### Questions
**A)** Answer these questions using the brain sponge article:
(i) Which family does the brain sponge belong to?
(ii) Along which stretch of coast is the species present?
(iii) Which listed synonym places the species in the genus Desmacidon?
**B)** Write the next part of the brain sponge article, picking up after its final sentence.

### Document segment

____

Brain sponge

Scientific classification
- Kingdom: Animalia
- Phylum: Porifera
- Class: Demospongiae
- Order: Poecilosclerida
- Family: Isodictyidae
- Genus: Isodictya
- Species: I. elastica
- Binomial name: Isodictya elastica (Vosmaer, 1880)
- Synonyms: Desmacidon elastica Vosmaer, 1880; Homoeodictya elastica (Vosmaer, 1880);

= Brain sponge =

- Authority: (Vosmaer, 1880)
- Synonyms: Desmacidon elastica Vosmaer, 1880, Homoeodictya elastica (Vosmaer, 1880)

Species of sponge

The brain sponge (Isodictya elastica) is a species of marine demosponge in the family Isodictyidae. It is present from the west coast of South Africa to Port Elizabeth. It is endemic to this region.

____

### Entries supplied
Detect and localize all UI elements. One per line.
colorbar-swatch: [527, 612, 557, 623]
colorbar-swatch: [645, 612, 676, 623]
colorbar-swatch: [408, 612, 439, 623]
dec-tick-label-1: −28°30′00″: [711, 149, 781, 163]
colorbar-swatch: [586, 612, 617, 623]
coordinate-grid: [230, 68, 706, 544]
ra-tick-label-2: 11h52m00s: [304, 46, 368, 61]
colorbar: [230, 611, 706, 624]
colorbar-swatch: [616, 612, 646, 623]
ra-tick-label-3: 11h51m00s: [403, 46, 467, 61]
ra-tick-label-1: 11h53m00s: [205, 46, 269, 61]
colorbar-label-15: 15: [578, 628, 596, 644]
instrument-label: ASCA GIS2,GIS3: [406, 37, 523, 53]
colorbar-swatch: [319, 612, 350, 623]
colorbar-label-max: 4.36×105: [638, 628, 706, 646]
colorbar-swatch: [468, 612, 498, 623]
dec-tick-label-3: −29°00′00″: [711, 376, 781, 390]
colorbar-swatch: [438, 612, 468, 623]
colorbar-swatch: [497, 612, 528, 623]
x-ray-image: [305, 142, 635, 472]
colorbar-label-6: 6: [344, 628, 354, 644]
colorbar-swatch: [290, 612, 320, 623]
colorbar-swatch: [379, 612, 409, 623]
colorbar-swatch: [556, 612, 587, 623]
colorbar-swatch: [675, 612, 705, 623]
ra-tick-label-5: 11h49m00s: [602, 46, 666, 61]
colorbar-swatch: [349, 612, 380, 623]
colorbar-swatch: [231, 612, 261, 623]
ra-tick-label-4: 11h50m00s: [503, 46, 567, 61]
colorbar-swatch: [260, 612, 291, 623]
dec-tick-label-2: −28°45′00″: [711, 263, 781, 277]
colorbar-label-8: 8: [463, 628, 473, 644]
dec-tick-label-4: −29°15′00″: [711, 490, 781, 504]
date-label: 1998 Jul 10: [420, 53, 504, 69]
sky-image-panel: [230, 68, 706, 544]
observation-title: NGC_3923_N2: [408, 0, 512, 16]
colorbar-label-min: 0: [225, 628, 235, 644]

____

### Replies
**A)**
(i) Isodictyidae
(ii) From the west coast of South Africa to Port Elizabeth
(iii) Desmacidon elastica Vosmaer, 1880

**B)**
== Description ==
The brain sponge may grow to 20 cm across. It has a smooth surface, covered with many scattered oscula. It may be beige to pink in colour and grows in two forms: one massive and convoluted, rather like a brain, and the other with narrowing fingers. Its texture is soft and compressible.

== Habitat ==
This sponge lives on rocky reefs subtidally to 25 m.